(Data records)
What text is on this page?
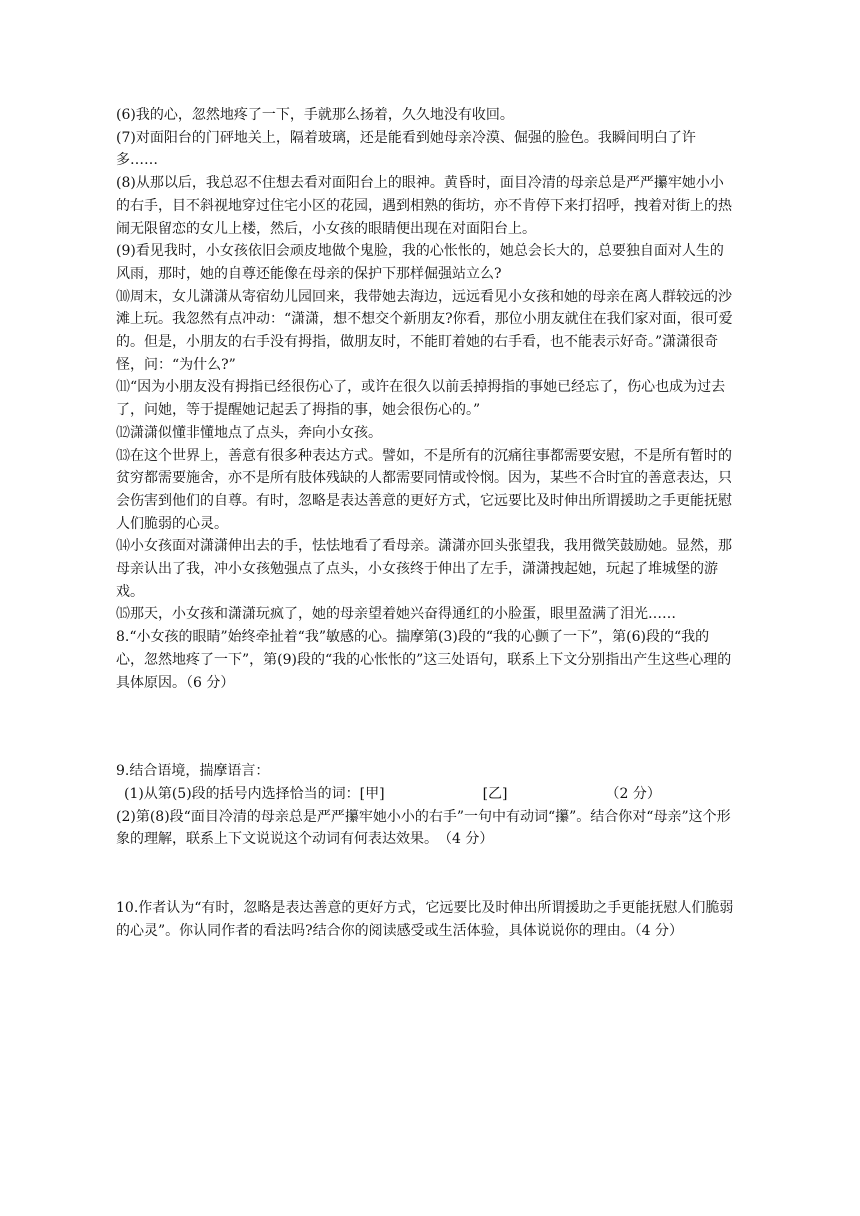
(6)我的心，忽然地疼了一下，手就那么扬着，久久地没有收回。

(7)对面阳台的门砰地关上，隔着玻璃，还是能看到她母亲冷漠、倔强的脸色。我瞬间明白了许多……

(8)从那以后，我总忍不住想去看对面阳台上的眼神。黄昏时，面目冷清的母亲总是严严攥牢她小小的右手，目不斜视地穿过住宅小区的花园，遇到相熟的街坊，亦不肯停下来打招呼，拽着对街上的热闹无限留恋的女儿上楼，然后，小女孩的眼睛便出现在对面阳台上。

(9)看见我时，小女孩依旧会顽皮地做个鬼脸，我的心怅怅的，她总会长大的，总要独自面对人生的风雨，那时，她的自尊还能像在母亲的保护下那样倔强站立么?

⑽周末，女儿潇潇从寄宿幼儿园回来，我带她去海边，远远看见小女孩和她的母亲在离人群较远的沙滩上玩。我忽然有点冲动：“潇潇，想不想交个新朋友?你看，那位小朋友就住在我们家对面，很可爱的。但是，小朋友的右手没有拇指，做朋友时，不能盯着她的右手看，也不能表示好奇。”潇潇很奇怪，问：“为什么?”

⑾“因为小朋友没有拇指已经很伤心了，或许在很久以前丢掉拇指的事她已经忘了，伤心也成为过去了，问她，等于提醒她记起丢了拇指的事，她会很伤心的。”

⑿潇潇似懂非懂地点了点头，奔向小女孩。

⒀在这个世界上，善意有很多种表达方式。譬如，不是所有的沉痛往事都需要安慰，不是所有暂时的贫穷都需要施舍，亦不是所有肢体残缺的人都需要同情或怜悯。因为，某些不合时宜的善意表达，只会伤害到他们的自尊。有时，忽略是表达善意的更好方式，它远要比及时伸出所谓援助之手更能抚慰人们脆弱的心灵。

⒁小女孩面对潇潇伸出去的手，怯怯地看了看母亲。潇潇亦回头张望我，我用微笑鼓励她。显然，那母亲认出了我，冲小女孩勉强点了点头，小女孩终于伸出了左手，潇潇拽起她，玩起了堆城堡的游戏。

⒂那天，小女孩和潇潇玩疯了，她的母亲望着她兴奋得通红的小脸蛋，眼里盈满了泪光……

8.“小女孩的眼睛”始终牵扯着“我”敏感的心。揣摩第(3)段的“我的心颤了一下”，第(6)段的“我的心，忽然地疼了一下”，第(9)段的“我的心怅怅的”这三处语句，联系上下文分别指出产生这些心理的具体原因。（6 分）

9.结合语境，揣摩语言：

(1)从第(5)段的括号内选择恰当的词：[甲]	[乙]	（2 分）

(2)第(8)段“面目冷清的母亲总是严严攥牢她小小的右手”一句中有动词“攥”。结合你对“母亲”这个形象的理解，联系上下文说说这个动词有何表达效果。　（4 分）

10.作者认为“有时，忽略是表达善意的更好方式，它远要比及时伸出所谓援助之手更能抚慰人们脆弱的心灵”。你认同作者的看法吗?结合你的阅读感受或生活体验，具体说说你的理由。（4 分）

TASK TO COMPLETE: Images should not appear in the copy; retype the listing above exactly.

PROBLEM SOLUTION:
What text is on this page?
(6)我的心，忽然地疼了一下，手就那么扬着，久久地没有收回。

(7)对面阳台的门砰地关上，隔着玻璃，还是能看到她母亲冷漠、倔强的脸色。我瞬间明白了许多……

(8)从那以后，我总忍不住想去看对面阳台上的眼神。黄昏时，面目冷清的母亲总是严严攥牢她小小的右手，目不斜视地穿过住宅小区的花园，遇到相熟的街坊，亦不肯停下来打招呼，拽着对街上的热闹无限留恋的女儿上楼，然后，小女孩的眼睛便出现在对面阳台上。

(9)看见我时，小女孩依旧会顽皮地做个鬼脸，我的心怅怅的，她总会长大的，总要独自面对人生的风雨，那时，她的自尊还能像在母亲的保护下那样倔强站立么?

⑽周末，女儿潇潇从寄宿幼儿园回来，我带她去海边，远远看见小女孩和她的母亲在离人群较远的沙滩上玩。我忽然有点冲动：“潇潇，想不想交个新朋友?你看，那位小朋友就住在我们家对面，很可爱的。但是，小朋友的右手没有拇指，做朋友时，不能盯着她的右手看，也不能表示好奇。”潇潇很奇怪，问：“为什么?”

⑾“因为小朋友没有拇指已经很伤心了，或许在很久以前丢掉拇指的事她已经忘了，伤心也成为过去了，问她，等于提醒她记起丢了拇指的事，她会很伤心的。”

⑿潇潇似懂非懂地点了点头，奔向小女孩。

⒀在这个世界上，善意有很多种表达方式。譬如，不是所有的沉痛往事都需要安慰，不是所有暂时的贫穷都需要施舍，亦不是所有肢体残缺的人都需要同情或怜悯。因为，某些不合时宜的善意表达，只会伤害到他们的自尊。有时，忽略是表达善意的更好方式，它远要比及时伸出所谓援助之手更能抚慰人们脆弱的心灵。

⒁小女孩面对潇潇伸出去的手，怯怯地看了看母亲。潇潇亦回头张望我，我用微笑鼓励她。显然，那母亲认出了我，冲小女孩勉强点了点头，小女孩终于伸出了左手，潇潇拽起她，玩起了堆城堡的游戏。

⒂那天，小女孩和潇潇玩疯了，她的母亲望着她兴奋得通红的小脸蛋，眼里盈满了泪光……

8.“小女孩的眼睛”始终牵扯着“我”敏感的心。揣摩第(3)段的“我的心颤了一下”，第(6)段的“我的心，忽然地疼了一下”，第(9)段的“我的心怅怅的”这三处语句，联系上下文分别指出产生这些心理的具体原因。（6 分）

9.结合语境，揣摩语言：

(1)从第(5)段的括号内选择恰当的词：[甲]	[乙]	（2 分）

(2)第(8)段“面目冷清的母亲总是严严攥牢她小小的右手”一句中有动词“攥”。结合你对“母亲”这个形象的理解，联系上下文说说这个动词有何表达效果。　（4 分）

10.作者认为“有时，忽略是表达善意的更好方式，它远要比及时伸出所谓援助之手更能抚慰人们脆弱的心灵”。你认同作者的看法吗?结合你的阅读感受或生活体验，具体说说你的理由。（4 分）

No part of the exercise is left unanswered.